**Exercise brief**
You are to retype all of the data exactly as it appears.

☆ ☆ ☆ ☆

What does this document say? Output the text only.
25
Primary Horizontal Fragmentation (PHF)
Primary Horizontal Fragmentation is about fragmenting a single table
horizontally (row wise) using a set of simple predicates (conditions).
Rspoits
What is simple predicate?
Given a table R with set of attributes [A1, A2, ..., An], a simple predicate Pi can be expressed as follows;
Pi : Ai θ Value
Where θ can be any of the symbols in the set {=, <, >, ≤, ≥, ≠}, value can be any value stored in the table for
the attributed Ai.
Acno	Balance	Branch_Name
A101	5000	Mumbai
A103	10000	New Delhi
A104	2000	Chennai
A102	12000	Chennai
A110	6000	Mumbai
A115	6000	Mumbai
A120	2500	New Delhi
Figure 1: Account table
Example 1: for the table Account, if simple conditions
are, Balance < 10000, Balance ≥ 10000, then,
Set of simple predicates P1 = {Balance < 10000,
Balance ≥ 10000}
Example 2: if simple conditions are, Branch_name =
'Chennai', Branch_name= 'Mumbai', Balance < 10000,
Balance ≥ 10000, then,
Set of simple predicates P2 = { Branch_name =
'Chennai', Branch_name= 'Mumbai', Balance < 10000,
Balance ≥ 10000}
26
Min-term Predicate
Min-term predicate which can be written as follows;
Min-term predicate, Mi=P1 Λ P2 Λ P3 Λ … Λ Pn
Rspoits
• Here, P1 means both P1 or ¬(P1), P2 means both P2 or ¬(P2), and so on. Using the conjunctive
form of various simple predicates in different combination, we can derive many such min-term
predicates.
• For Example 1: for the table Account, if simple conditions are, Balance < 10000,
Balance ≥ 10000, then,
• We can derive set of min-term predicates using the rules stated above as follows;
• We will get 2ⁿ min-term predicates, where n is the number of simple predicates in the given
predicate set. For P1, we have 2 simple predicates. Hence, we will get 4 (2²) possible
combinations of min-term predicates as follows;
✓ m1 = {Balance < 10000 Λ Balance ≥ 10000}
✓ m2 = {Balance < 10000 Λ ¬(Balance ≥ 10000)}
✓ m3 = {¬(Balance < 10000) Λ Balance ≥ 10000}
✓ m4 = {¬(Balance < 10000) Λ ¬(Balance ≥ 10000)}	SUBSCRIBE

☆ ☆ ☆ ☆

**Worked answer**
What does this document say? Output the text only.
25
Primary Horizontal Fragmentation (PHF)
Primary Horizontal Fragmentation is about fragmenting a single table
horizontally (row wise) using a set of simple predicates (conditions).
Rspoits
What is simple predicate?
Given a table R with set of attributes [A1, A2, ..., An], a simple predicate Pi can be expressed as follows;
Pi : Ai θ Value
Where θ can be any of the symbols in the set {=, <, >, ≤, ≥, ≠}, value can be any value stored in the table for
the attributed Ai.
Acno	Balance	Branch_Name
A101	5000	Mumbai
A103	10000	New Delhi
A104	2000	Chennai
A102	12000	Chennai
A110	6000	Mumbai
A115	6000	Mumbai
A120	2500	New Delhi
Figure 1: Account table
Example 1: for the table Account, if simple conditions
are, Balance < 10000, Balance ≥ 10000, then,
Set of simple predicates P1 = {Balance < 10000,
Balance ≥ 10000}
Example 2: if simple conditions are, Branch_name =
'Chennai', Branch_name= 'Mumbai', Balance < 10000,
Balance ≥ 10000, then,
Set of simple predicates P2 = { Branch_name =
'Chennai', Branch_name= 'Mumbai', Balance < 10000,
Balance ≥ 10000}
26
Min-term Predicate
Min-term predicate which can be written as follows;
Min-term predicate, Mi=P1 Λ P2 Λ P3 Λ … Λ Pn
Rspoits
• Here, P1 means both P1 or ¬(P1), P2 means both P2 or ¬(P2), and so on. Using the conjunctive
form of various simple predicates in different combination, we can derive many such min-term
predicates.
• For Example 1: for the table Account, if simple conditions are, Balance < 10000,
Balance ≥ 10000, then,
• We can derive set of min-term predicates using the rules stated above as follows;
• We will get 2ⁿ min-term predicates, where n is the number of simple predicates in the given
predicate set. For P1, we have 2 simple predicates. Hence, we will get 4 (2²) possible
combinations of min-term predicates as follows;
✓ m1 = {Balance < 10000 Λ Balance ≥ 10000}
✓ m2 = {Balance < 10000 Λ ¬(Balance ≥ 10000)}
✓ m3 = {¬(Balance < 10000) Λ Balance ≥ 10000}
✓ m4 = {¬(Balance < 10000) Λ ¬(Balance ≥ 10000)}	SUBSCRIBE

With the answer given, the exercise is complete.